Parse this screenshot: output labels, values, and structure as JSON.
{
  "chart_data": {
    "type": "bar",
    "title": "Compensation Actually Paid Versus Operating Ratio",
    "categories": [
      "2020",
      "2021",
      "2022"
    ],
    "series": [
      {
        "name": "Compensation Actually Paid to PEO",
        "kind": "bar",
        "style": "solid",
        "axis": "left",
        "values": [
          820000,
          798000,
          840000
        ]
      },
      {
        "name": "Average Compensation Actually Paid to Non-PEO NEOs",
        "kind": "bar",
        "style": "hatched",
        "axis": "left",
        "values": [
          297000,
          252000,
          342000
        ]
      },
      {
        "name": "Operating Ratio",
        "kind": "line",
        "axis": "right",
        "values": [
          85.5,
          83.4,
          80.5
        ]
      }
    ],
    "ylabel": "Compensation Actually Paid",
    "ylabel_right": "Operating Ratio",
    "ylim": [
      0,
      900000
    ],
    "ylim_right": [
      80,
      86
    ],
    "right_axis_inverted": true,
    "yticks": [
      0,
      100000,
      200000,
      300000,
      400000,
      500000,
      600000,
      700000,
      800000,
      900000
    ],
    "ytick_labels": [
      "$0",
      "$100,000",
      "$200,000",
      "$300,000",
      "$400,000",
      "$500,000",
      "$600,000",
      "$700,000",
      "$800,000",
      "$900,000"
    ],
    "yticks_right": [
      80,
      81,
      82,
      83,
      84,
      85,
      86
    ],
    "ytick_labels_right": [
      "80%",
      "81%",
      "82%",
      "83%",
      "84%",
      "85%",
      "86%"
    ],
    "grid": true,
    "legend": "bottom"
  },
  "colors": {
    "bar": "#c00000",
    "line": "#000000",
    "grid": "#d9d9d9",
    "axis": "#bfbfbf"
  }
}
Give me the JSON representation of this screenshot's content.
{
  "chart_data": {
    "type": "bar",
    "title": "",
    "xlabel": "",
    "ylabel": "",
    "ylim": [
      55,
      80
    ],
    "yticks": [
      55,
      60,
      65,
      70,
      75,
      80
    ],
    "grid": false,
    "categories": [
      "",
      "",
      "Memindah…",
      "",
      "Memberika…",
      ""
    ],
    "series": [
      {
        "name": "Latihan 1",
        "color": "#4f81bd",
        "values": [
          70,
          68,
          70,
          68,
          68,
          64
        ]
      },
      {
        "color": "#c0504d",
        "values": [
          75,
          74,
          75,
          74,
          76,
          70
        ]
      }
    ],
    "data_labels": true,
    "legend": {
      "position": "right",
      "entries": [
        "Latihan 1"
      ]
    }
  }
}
########################################
GIVEN INSTRUCTION: Transcribe the records above exactly as they appear.

TASK ANSWER:
Parse this screenshot: output labels, values, and structure as JSON.
{
  "chart_data": {
    "type": "bar",
    "title": "Compensation Actually Paid Versus Operating Ratio",
    "categories": [
      "2020",
      "2021",
      "2022"
    ],
    "series": [
      {
        "name": "Compensation Actually Paid to PEO",
        "kind": "bar",
        "style": "solid",
        "axis": "left",
        "values": [
          820000,
          798000,
          840000
        ]
      },
      {
        "name": "Average Compensation Actually Paid to Non-PEO NEOs",
        "kind": "bar",
        "style": "hatched",
        "axis": "left",
        "values": [
          297000,
          252000,
          342000
        ]
      },
      {
        "name": "Operating Ratio",
        "kind": "line",
        "axis": "right",
        "values": [
          85.5,
          83.4,
          80.5
        ]
      }
    ],
    "ylabel": "Compensation Actually Paid",
    "ylabel_right": "Operating Ratio",
    "ylim": [
      0,
      900000
    ],
    "ylim_right": [
      80,
      86
    ],
    "right_axis_inverted": true,
    "yticks": [
      0,
      100000,
      200000,
      300000,
      400000,
      500000,
      600000,
      700000,
      800000,
      900000
    ],
    "ytick_labels": [
      "$0",
      "$100,000",
      "$200,000",
      "$300,000",
      "$400,000",
      "$500,000",
      "$600,000",
      "$700,000",
      "$800,000",
      "$900,000"
    ],
    "yticks_right": [
      80,
      81,
      82,
      83,
      84,
      85,
      86
    ],
    "ytick_labels_right": [
      "80%",
      "81%",
      "82%",
      "83%",
      "84%",
      "85%",
      "86%"
    ],
    "grid": true,
    "legend": "bottom"
  },
  "colors": {
    "bar": "#c00000",
    "line": "#000000",
    "grid": "#d9d9d9",
    "axis": "#bfbfbf"
  }
}
Give me the JSON representation of this screenshot's content.
{
  "chart_data": {
    "type": "bar",
    "title": "",
    "xlabel": "",
    "ylabel": "",
    "ylim": [
      55,
      80
    ],
    "yticks": [
      55,
      60,
      65,
      70,
      75,
      80
    ],
    "grid": false,
    "categories": [
      "",
      "",
      "Memindah…",
      "",
      "Memberika…",
      ""
    ],
    "series": [
      {
        "name": "Latihan 1",
        "color": "#4f81bd",
        "values": [
          70,
          68,
          70,
          68,
          68,
          64
        ]
      },
      {
        "color": "#c0504d",
        "values": [
          75,
          74,
          75,
          74,
          76,
          70
        ]
      }
    ],
    "data_labels": true,
    "legend": {
      "position": "right",
      "entries": [
        "Latihan 1"
      ]
    }
  }
}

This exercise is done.